◆ YOUR OBJECTIVE ◆
Extract the listing in its entirety, keeping each line identical to the original.

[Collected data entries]

>>>>>

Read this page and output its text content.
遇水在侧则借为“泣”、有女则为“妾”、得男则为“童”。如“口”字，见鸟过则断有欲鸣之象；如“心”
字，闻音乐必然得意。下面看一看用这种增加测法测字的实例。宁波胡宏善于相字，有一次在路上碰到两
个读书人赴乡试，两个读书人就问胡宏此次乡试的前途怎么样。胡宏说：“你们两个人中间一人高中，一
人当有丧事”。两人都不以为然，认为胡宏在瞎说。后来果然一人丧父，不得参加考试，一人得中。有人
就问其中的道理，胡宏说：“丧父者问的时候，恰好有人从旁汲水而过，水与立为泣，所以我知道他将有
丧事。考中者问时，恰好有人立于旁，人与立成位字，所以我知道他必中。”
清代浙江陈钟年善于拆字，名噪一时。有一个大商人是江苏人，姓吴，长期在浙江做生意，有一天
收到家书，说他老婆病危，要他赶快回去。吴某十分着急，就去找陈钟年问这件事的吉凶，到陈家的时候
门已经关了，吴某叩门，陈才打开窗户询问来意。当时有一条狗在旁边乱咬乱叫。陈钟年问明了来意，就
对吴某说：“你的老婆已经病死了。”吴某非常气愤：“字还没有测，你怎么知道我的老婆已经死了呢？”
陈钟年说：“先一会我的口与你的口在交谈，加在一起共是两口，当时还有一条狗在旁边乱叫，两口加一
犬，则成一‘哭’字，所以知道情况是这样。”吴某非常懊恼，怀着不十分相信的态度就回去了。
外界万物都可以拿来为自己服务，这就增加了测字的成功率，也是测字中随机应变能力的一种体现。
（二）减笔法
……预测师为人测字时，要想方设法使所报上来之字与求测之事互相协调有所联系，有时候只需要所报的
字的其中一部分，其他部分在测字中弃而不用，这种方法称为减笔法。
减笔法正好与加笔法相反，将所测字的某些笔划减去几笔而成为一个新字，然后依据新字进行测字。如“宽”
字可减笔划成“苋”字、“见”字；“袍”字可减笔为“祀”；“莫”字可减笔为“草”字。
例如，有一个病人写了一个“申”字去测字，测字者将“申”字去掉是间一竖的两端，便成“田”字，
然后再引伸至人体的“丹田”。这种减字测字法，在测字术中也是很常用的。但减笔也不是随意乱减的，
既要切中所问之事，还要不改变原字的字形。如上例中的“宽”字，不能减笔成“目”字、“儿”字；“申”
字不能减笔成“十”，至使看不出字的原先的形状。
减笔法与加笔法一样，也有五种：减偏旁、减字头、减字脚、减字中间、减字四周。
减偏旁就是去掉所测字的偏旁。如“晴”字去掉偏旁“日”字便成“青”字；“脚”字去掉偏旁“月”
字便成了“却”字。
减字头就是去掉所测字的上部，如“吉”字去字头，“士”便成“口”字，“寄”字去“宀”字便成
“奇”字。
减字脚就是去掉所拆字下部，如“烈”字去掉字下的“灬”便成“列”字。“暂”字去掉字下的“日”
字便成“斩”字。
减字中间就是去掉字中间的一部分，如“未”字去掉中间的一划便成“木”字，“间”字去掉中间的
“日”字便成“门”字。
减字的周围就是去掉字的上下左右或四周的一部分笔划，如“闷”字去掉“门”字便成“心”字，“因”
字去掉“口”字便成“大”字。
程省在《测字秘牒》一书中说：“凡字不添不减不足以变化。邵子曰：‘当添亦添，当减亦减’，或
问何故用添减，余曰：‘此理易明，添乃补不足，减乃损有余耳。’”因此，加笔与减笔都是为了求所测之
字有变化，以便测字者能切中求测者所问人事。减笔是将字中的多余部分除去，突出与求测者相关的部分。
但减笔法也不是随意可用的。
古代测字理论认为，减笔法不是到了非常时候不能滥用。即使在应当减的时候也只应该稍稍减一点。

<<<<<

◆ COMPLETE RESPONSE ◆
Read this page and output its text content.
遇水在侧则借为“泣”、有女则为“妾”、得男则为“童”。如“口”字，见鸟过则断有欲鸣之象；如“心”
字，闻音乐必然得意。下面看一看用这种增加测法测字的实例。宁波胡宏善于相字，有一次在路上碰到两
个读书人赴乡试，两个读书人就问胡宏此次乡试的前途怎么样。胡宏说：“你们两个人中间一人高中，一
人当有丧事”。两人都不以为然，认为胡宏在瞎说。后来果然一人丧父，不得参加考试，一人得中。有人
就问其中的道理，胡宏说：“丧父者问的时候，恰好有人从旁汲水而过，水与立为泣，所以我知道他将有
丧事。考中者问时，恰好有人立于旁，人与立成位字，所以我知道他必中。”
清代浙江陈钟年善于拆字，名噪一时。有一个大商人是江苏人，姓吴，长期在浙江做生意，有一天
收到家书，说他老婆病危，要他赶快回去。吴某十分着急，就去找陈钟年问这件事的吉凶，到陈家的时候
门已经关了，吴某叩门，陈才打开窗户询问来意。当时有一条狗在旁边乱咬乱叫。陈钟年问明了来意，就
对吴某说：“你的老婆已经病死了。”吴某非常气愤：“字还没有测，你怎么知道我的老婆已经死了呢？”
陈钟年说：“先一会我的口与你的口在交谈，加在一起共是两口，当时还有一条狗在旁边乱叫，两口加一
犬，则成一‘哭’字，所以知道情况是这样。”吴某非常懊恼，怀着不十分相信的态度就回去了。
外界万物都可以拿来为自己服务，这就增加了测字的成功率，也是测字中随机应变能力的一种体现。
（二）减笔法
……预测师为人测字时，要想方设法使所报上来之字与求测之事互相协调有所联系，有时候只需要所报的
字的其中一部分，其他部分在测字中弃而不用，这种方法称为减笔法。
减笔法正好与加笔法相反，将所测字的某些笔划减去几笔而成为一个新字，然后依据新字进行测字。如“宽”
字可减笔划成“苋”字、“见”字；“袍”字可减笔为“祀”；“莫”字可减笔为“草”字。
例如，有一个病人写了一个“申”字去测字，测字者将“申”字去掉是间一竖的两端，便成“田”字，
然后再引伸至人体的“丹田”。这种减字测字法，在测字术中也是很常用的。但减笔也不是随意乱减的，
既要切中所问之事，还要不改变原字的字形。如上例中的“宽”字，不能减笔成“目”字、“儿”字；“申”
字不能减笔成“十”，至使看不出字的原先的形状。
减笔法与加笔法一样，也有五种：减偏旁、减字头、减字脚、减字中间、减字四周。
减偏旁就是去掉所测字的偏旁。如“晴”字去掉偏旁“日”字便成“青”字；“脚”字去掉偏旁“月”
字便成了“却”字。
减字头就是去掉所测字的上部，如“吉”字去字头，“士”便成“口”字，“寄”字去“宀”字便成
“奇”字。
减字脚就是去掉所拆字下部，如“烈”字去掉字下的“灬”便成“列”字。“暂”字去掉字下的“日”
字便成“斩”字。
减字中间就是去掉字中间的一部分，如“未”字去掉中间的一划便成“木”字，“间”字去掉中间的
“日”字便成“门”字。
减字的周围就是去掉字的上下左右或四周的一部分笔划，如“闷”字去掉“门”字便成“心”字，“因”
字去掉“口”字便成“大”字。
程省在《测字秘牒》一书中说：“凡字不添不减不足以变化。邵子曰：‘当添亦添，当减亦减’，或
问何故用添减，余曰：‘此理易明，添乃补不足，减乃损有余耳。’”因此，加笔与减笔都是为了求所测之
字有变化，以便测字者能切中求测者所问人事。减笔是将字中的多余部分除去，突出与求测者相关的部分。
但减笔法也不是随意可用的。
古代测字理论认为，减笔法不是到了非常时候不能滥用。即使在应当减的时候也只应该稍稍减一点。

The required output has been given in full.